Problem: All of the data below should be written out exactly.

_ _ _ _

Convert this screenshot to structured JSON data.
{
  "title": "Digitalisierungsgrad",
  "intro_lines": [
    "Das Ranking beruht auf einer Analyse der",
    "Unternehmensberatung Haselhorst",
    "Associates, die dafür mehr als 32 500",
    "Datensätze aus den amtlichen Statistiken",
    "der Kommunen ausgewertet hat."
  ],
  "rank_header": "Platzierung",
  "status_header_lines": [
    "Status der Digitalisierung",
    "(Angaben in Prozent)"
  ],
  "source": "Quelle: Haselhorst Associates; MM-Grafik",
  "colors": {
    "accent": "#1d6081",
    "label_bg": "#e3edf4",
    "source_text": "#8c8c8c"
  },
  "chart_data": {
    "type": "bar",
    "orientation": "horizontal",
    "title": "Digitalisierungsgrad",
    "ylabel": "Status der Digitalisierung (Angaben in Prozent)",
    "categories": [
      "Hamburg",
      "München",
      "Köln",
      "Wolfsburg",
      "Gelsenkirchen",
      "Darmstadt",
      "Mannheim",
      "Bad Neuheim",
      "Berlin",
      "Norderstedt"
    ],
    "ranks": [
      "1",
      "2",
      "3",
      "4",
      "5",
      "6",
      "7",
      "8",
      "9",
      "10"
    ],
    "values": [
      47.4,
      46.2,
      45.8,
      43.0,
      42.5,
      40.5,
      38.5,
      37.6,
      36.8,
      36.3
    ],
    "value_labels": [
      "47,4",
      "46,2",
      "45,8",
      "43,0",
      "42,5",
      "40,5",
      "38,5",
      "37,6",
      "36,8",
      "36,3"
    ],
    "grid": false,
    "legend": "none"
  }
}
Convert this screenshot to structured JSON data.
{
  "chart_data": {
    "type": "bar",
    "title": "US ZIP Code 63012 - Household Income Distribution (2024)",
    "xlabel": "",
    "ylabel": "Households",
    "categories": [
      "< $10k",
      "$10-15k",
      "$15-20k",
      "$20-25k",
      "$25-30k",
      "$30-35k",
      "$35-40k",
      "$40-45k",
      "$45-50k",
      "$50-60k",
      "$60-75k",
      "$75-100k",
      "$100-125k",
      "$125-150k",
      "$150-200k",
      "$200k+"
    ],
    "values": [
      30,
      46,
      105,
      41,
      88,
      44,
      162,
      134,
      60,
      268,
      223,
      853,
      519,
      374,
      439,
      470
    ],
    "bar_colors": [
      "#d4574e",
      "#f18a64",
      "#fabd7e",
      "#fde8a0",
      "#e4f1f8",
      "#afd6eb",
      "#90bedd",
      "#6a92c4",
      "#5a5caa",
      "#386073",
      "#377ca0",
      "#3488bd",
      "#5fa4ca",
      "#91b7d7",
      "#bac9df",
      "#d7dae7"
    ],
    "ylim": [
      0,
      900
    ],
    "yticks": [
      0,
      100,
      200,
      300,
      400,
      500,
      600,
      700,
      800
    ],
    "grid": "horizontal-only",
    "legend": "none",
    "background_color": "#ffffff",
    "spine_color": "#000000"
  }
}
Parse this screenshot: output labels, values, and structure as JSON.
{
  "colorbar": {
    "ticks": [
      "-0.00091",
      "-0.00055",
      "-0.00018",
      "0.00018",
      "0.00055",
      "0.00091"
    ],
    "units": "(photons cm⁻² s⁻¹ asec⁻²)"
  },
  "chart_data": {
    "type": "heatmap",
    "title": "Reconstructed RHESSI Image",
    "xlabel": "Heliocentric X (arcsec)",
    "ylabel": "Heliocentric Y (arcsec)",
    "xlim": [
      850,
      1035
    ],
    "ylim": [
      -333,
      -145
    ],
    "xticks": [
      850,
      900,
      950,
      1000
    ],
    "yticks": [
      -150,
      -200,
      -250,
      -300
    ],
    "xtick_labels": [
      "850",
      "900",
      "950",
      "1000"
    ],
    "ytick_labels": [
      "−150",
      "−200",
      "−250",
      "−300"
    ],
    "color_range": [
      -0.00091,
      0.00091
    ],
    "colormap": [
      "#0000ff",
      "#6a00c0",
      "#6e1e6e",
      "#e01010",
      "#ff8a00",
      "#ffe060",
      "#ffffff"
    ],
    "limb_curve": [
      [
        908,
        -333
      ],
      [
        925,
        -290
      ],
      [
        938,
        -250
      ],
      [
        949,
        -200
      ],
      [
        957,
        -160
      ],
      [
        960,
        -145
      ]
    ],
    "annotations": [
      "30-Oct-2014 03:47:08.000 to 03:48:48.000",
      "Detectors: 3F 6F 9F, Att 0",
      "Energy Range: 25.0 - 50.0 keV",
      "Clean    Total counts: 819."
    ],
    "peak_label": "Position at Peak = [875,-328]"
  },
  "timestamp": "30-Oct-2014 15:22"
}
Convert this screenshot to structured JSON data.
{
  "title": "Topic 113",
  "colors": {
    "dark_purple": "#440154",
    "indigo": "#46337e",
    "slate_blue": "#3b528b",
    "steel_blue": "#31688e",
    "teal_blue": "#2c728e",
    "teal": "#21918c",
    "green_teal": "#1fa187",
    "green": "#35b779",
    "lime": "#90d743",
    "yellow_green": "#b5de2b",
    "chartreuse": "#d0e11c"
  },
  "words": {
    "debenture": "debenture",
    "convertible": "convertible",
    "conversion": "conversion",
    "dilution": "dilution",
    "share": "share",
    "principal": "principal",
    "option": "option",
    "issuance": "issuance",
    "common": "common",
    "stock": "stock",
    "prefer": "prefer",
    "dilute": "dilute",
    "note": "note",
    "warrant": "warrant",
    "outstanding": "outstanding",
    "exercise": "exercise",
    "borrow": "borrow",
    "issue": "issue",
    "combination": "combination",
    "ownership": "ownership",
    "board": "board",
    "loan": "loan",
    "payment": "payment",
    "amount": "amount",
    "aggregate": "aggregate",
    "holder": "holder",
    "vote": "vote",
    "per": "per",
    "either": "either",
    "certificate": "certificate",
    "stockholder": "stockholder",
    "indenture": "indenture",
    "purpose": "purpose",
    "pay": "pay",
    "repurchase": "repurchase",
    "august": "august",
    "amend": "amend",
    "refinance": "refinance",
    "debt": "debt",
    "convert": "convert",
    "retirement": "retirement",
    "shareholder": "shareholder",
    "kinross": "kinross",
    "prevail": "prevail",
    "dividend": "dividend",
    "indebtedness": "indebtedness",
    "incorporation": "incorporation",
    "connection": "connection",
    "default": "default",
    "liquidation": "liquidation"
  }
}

_ _ _ _

Result:
Convert this screenshot to structured JSON data.
{
  "title": "Digitalisierungsgrad",
  "intro_lines": [
    "Das Ranking beruht auf einer Analyse der",
    "Unternehmensberatung Haselhorst",
    "Associates, die dafür mehr als 32 500",
    "Datensätze aus den amtlichen Statistiken",
    "der Kommunen ausgewertet hat."
  ],
  "rank_header": "Platzierung",
  "status_header_lines": [
    "Status der Digitalisierung",
    "(Angaben in Prozent)"
  ],
  "source": "Quelle: Haselhorst Associates; MM-Grafik",
  "colors": {
    "accent": "#1d6081",
    "label_bg": "#e3edf4",
    "source_text": "#8c8c8c"
  },
  "chart_data": {
    "type": "bar",
    "orientation": "horizontal",
    "title": "Digitalisierungsgrad",
    "ylabel": "Status der Digitalisierung (Angaben in Prozent)",
    "categories": [
      "Hamburg",
      "München",
      "Köln",
      "Wolfsburg",
      "Gelsenkirchen",
      "Darmstadt",
      "Mannheim",
      "Bad Neuheim",
      "Berlin",
      "Norderstedt"
    ],
    "ranks": [
      "1",
      "2",
      "3",
      "4",
      "5",
      "6",
      "7",
      "8",
      "9",
      "10"
    ],
    "values": [
      47.4,
      46.2,
      45.8,
      43.0,
      42.5,
      40.5,
      38.5,
      37.6,
      36.8,
      36.3
    ],
    "value_labels": [
      "47,4",
      "46,2",
      "45,8",
      "43,0",
      "42,5",
      "40,5",
      "38,5",
      "37,6",
      "36,8",
      "36,3"
    ],
    "grid": false,
    "legend": "none"
  }
}
Convert this screenshot to structured JSON data.
{
  "chart_data": {
    "type": "bar",
    "title": "US ZIP Code 63012 - Household Income Distribution (2024)",
    "xlabel": "",
    "ylabel": "Households",
    "categories": [
      "< $10k",
      "$10-15k",
      "$15-20k",
      "$20-25k",
      "$25-30k",
      "$30-35k",
      "$35-40k",
      "$40-45k",
      "$45-50k",
      "$50-60k",
      "$60-75k",
      "$75-100k",
      "$100-125k",
      "$125-150k",
      "$150-200k",
      "$200k+"
    ],
    "values": [
      30,
      46,
      105,
      41,
      88,
      44,
      162,
      134,
      60,
      268,
      223,
      853,
      519,
      374,
      439,
      470
    ],
    "bar_colors": [
      "#d4574e",
      "#f18a64",
      "#fabd7e",
      "#fde8a0",
      "#e4f1f8",
      "#afd6eb",
      "#90bedd",
      "#6a92c4",
      "#5a5caa",
      "#386073",
      "#377ca0",
      "#3488bd",
      "#5fa4ca",
      "#91b7d7",
      "#bac9df",
      "#d7dae7"
    ],
    "ylim": [
      0,
      900
    ],
    "yticks": [
      0,
      100,
      200,
      300,
      400,
      500,
      600,
      700,
      800
    ],
    "grid": "horizontal-only",
    "legend": "none",
    "background_color": "#ffffff",
    "spine_color": "#000000"
  }
}
Parse this screenshot: output labels, values, and structure as JSON.
{
  "colorbar": {
    "ticks": [
      "-0.00091",
      "-0.00055",
      "-0.00018",
      "0.00018",
      "0.00055",
      "0.00091"
    ],
    "units": "(photons cm⁻² s⁻¹ asec⁻²)"
  },
  "chart_data": {
    "type": "heatmap",
    "title": "Reconstructed RHESSI Image",
    "xlabel": "Heliocentric X (arcsec)",
    "ylabel": "Heliocentric Y (arcsec)",
    "xlim": [
      850,
      1035
    ],
    "ylim": [
      -333,
      -145
    ],
    "xticks": [
      850,
      900,
      950,
      1000
    ],
    "yticks": [
      -150,
      -200,
      -250,
      -300
    ],
    "xtick_labels": [
      "850",
      "900",
      "950",
      "1000"
    ],
    "ytick_labels": [
      "−150",
      "−200",
      "−250",
      "−300"
    ],
    "color_range": [
      -0.00091,
      0.00091
    ],
    "colormap": [
      "#0000ff",
      "#6a00c0",
      "#6e1e6e",
      "#e01010",
      "#ff8a00",
      "#ffe060",
      "#ffffff"
    ],
    "limb_curve": [
      [
        908,
        -333
      ],
      [
        925,
        -290
      ],
      [
        938,
        -250
      ],
      [
        949,
        -200
      ],
      [
        957,
        -160
      ],
      [
        960,
        -145
      ]
    ],
    "annotations": [
      "30-Oct-2014 03:47:08.000 to 03:48:48.000",
      "Detectors: 3F 6F 9F, Att 0",
      "Energy Range: 25.0 - 50.0 keV",
      "Clean    Total counts: 819."
    ],
    "peak_label": "Position at Peak = [875,-328]"
  },
  "timestamp": "30-Oct-2014 15:22"
}
Convert this screenshot to structured JSON data.
{
  "title": "Topic 113",
  "colors": {
    "dark_purple": "#440154",
    "indigo": "#46337e",
    "slate_blue": "#3b528b",
    "steel_blue": "#31688e",
    "teal_blue": "#2c728e",
    "teal": "#21918c",
    "green_teal": "#1fa187",
    "green": "#35b779",
    "lime": "#90d743",
    "yellow_green": "#b5de2b",
    "chartreuse": "#d0e11c"
  },
  "words": {
    "debenture": "debenture",
    "convertible": "convertible",
    "conversion": "conversion",
    "dilution": "dilution",
    "share": "share",
    "principal": "principal",
    "option": "option",
    "issuance": "issuance",
    "common": "common",
    "stock": "stock",
    "prefer": "prefer",
    "dilute": "dilute",
    "note": "note",
    "warrant": "warrant",
    "outstanding": "outstanding",
    "exercise": "exercise",
    "borrow": "borrow",
    "issue": "issue",
    "combination": "combination",
    "ownership": "ownership",
    "board": "board",
    "loan": "loan",
    "payment": "payment",
    "amount": "amount",
    "aggregate": "aggregate",
    "holder": "holder",
    "vote": "vote",
    "per": "per",
    "either": "either",
    "certificate": "certificate",
    "stockholder": "stockholder",
    "indenture": "indenture",
    "purpose": "purpose",
    "pay": "pay",
    "repurchase": "repurchase",
    "august": "august",
    "amend": "amend",
    "refinance": "refinance",
    "debt": "debt",
    "convert": "convert",
    "retirement": "retirement",
    "shareholder": "shareholder",
    "kinross": "kinross",
    "prevail": "prevail",
    "dividend": "dividend",
    "indebtedness": "indebtedness",
    "incorporation": "incorporation",
    "connection": "connection",
    "default": "default",
    "liquidation": "liquidation"
  }
}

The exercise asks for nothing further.